## begin

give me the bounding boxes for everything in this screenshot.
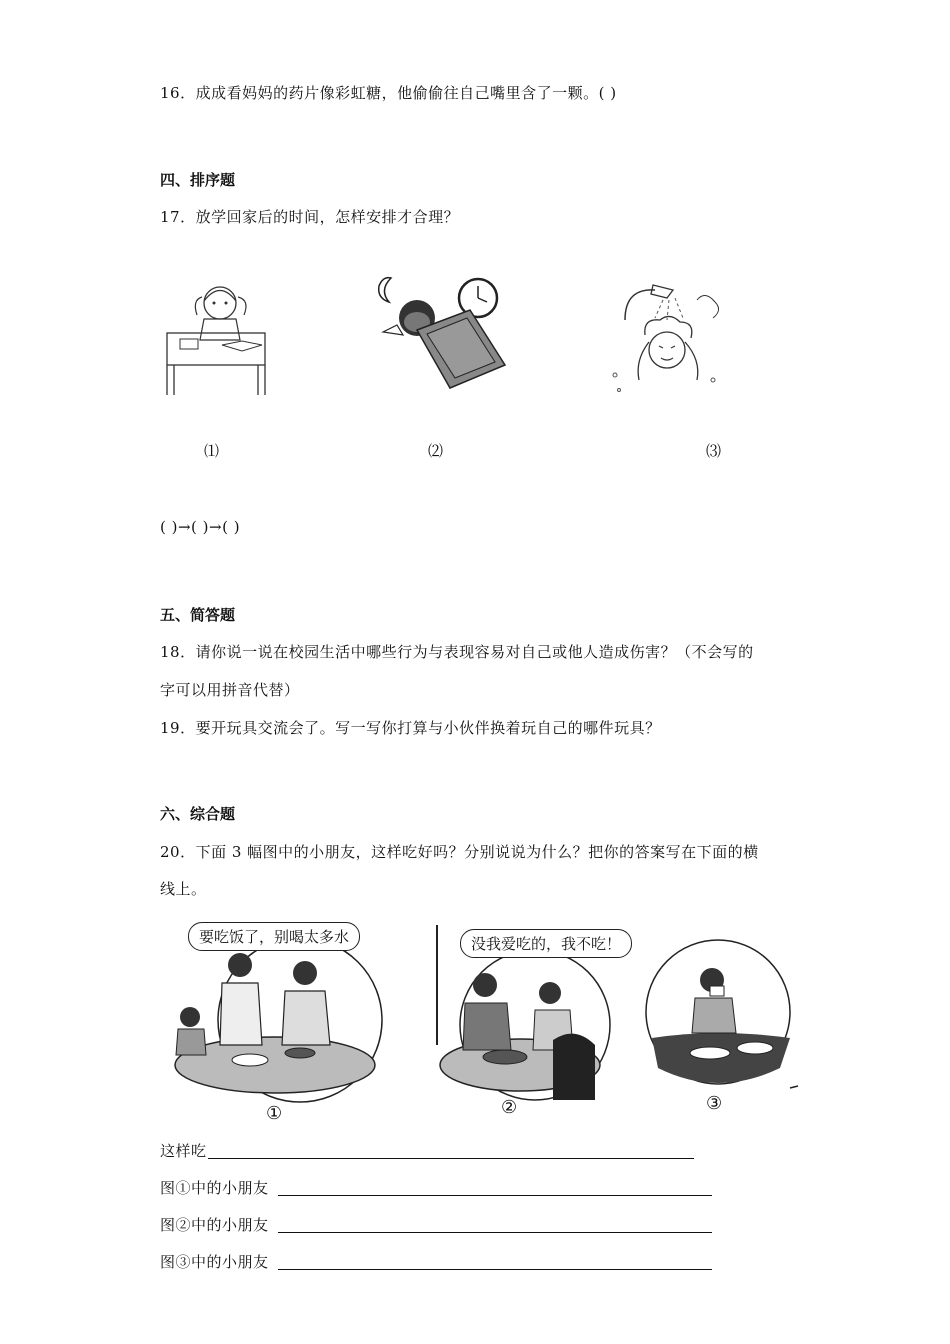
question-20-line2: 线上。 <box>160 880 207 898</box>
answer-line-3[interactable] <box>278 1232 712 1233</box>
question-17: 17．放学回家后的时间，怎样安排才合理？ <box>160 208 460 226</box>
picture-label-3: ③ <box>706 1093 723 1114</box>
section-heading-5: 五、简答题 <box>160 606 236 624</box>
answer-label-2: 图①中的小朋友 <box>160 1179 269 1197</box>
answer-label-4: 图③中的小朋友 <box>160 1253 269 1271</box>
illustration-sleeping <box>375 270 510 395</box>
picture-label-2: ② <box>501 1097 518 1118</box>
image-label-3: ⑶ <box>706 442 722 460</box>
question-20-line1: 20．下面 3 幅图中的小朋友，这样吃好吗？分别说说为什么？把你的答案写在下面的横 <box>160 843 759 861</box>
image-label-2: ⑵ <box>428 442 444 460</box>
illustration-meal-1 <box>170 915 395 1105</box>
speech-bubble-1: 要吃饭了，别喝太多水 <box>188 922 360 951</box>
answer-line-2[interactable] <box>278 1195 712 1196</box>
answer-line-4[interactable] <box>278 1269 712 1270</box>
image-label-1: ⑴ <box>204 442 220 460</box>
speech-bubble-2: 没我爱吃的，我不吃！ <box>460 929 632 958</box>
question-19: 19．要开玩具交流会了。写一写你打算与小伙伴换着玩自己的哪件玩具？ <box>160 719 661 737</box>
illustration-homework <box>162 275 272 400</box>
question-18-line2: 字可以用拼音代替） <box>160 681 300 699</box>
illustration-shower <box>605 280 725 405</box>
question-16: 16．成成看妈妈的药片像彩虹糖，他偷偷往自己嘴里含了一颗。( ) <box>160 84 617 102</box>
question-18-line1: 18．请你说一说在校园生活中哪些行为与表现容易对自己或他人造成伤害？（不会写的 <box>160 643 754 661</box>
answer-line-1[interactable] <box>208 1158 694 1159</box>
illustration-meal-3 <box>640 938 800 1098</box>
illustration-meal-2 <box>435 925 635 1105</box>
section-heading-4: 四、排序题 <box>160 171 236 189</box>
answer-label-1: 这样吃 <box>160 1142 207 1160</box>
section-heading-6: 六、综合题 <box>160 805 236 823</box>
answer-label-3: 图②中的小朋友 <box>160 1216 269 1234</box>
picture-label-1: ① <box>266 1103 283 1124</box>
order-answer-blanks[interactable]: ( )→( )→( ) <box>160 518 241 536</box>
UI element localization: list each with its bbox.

## end
## begin

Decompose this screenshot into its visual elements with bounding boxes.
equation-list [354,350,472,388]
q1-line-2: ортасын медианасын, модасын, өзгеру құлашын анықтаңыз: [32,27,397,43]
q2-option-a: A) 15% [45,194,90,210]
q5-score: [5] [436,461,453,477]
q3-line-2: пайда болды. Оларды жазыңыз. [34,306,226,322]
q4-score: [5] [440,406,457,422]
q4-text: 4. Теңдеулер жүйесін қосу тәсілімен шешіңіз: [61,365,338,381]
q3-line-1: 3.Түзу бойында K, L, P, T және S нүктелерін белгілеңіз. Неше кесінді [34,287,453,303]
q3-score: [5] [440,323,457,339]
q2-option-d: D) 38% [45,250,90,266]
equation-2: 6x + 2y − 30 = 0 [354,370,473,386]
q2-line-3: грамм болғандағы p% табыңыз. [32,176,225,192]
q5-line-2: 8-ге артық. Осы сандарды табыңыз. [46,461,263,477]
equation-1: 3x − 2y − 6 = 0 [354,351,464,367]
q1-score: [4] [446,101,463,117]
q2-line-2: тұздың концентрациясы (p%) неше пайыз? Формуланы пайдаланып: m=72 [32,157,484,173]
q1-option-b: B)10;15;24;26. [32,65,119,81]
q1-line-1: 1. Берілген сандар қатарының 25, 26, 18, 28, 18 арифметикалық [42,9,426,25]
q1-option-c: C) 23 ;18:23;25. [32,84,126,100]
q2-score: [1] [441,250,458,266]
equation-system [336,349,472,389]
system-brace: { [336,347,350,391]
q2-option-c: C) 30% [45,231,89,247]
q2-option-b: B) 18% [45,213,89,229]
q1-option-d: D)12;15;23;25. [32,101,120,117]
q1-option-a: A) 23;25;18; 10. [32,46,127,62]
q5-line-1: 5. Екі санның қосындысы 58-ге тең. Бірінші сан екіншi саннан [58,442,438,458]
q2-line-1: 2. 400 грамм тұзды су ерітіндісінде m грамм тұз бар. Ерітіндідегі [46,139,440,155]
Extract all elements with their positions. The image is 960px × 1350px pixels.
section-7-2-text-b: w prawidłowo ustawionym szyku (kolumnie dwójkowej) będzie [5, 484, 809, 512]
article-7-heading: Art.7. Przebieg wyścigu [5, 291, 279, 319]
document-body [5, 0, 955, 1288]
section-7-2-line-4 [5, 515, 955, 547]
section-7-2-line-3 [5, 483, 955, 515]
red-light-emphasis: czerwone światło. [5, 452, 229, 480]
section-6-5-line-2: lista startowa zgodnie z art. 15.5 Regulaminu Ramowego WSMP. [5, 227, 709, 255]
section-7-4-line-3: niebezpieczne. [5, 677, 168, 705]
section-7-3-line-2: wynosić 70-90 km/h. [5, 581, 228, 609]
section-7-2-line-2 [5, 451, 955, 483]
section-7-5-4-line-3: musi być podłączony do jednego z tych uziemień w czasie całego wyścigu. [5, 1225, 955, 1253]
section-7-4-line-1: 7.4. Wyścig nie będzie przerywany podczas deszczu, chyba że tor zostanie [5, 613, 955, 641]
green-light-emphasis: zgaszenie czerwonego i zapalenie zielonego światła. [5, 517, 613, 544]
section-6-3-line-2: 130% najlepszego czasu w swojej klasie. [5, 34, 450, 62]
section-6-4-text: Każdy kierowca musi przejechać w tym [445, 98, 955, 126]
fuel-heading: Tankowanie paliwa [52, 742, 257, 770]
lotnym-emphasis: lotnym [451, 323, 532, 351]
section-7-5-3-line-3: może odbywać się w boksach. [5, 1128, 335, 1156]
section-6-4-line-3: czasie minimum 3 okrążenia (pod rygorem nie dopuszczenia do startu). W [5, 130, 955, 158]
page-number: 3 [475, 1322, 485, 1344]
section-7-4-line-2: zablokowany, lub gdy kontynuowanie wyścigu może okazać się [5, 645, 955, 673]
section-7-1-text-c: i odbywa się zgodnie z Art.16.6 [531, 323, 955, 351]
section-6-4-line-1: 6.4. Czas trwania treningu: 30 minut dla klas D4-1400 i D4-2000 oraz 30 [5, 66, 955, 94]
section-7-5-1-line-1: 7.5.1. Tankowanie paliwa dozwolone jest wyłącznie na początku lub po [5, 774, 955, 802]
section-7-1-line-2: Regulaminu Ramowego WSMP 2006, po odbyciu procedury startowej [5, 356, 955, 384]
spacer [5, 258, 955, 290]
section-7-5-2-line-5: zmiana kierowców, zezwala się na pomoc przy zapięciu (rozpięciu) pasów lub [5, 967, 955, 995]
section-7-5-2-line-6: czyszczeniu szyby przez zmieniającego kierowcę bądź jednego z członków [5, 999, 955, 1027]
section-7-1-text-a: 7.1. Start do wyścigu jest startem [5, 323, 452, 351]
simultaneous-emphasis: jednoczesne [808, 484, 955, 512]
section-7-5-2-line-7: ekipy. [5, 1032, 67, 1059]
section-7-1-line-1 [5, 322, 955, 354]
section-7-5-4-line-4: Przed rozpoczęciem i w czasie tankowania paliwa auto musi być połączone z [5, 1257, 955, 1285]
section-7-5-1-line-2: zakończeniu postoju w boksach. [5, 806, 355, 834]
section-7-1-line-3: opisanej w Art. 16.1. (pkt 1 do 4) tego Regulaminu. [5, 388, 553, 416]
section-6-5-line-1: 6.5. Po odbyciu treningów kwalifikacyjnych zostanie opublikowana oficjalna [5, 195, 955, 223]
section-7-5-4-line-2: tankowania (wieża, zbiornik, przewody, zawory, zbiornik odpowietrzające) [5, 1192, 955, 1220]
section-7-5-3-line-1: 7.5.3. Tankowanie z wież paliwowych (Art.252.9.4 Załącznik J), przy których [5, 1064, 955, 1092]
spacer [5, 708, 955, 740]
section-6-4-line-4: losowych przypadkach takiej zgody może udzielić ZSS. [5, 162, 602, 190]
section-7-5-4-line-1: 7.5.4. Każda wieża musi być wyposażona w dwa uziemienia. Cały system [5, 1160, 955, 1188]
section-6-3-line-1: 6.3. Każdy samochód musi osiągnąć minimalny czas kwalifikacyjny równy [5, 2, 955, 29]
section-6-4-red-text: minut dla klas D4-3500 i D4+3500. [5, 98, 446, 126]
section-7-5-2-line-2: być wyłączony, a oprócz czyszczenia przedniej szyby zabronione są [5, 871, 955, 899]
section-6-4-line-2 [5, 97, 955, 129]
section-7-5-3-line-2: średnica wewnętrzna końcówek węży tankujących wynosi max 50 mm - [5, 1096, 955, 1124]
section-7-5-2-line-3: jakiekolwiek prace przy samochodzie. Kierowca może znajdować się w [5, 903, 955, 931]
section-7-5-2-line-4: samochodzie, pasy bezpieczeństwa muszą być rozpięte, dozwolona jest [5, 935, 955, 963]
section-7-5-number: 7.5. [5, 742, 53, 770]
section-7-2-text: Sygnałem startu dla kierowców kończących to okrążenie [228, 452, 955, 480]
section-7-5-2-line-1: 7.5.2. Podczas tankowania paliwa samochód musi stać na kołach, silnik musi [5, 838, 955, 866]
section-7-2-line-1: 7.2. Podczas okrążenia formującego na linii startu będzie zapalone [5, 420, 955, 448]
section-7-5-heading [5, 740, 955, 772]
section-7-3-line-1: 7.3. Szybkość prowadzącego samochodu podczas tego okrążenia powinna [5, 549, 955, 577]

## end

:: Exercise objective ::
Print, unchanged, the lines of the first listing from the line with "question-20-line2: 线上。 <box>160" to the line with "answer-label-2: 图①中的小朋友 <box>160", including both of those lines.

:: Response below ::
question-20-line2: 线上。 <box>160 880 207 898</box>
answer-line-3[interactable] <box>278 1232 712 1233</box>
question-17: 17．放学回家后的时间，怎样安排才合理？ <box>160 208 460 226</box>
picture-label-3: ③ <box>706 1093 723 1114</box>
section-heading-5: 五、简答题 <box>160 606 236 624</box>
answer-label-2: 图①中的小朋友 <box>160 1179 269 1197</box>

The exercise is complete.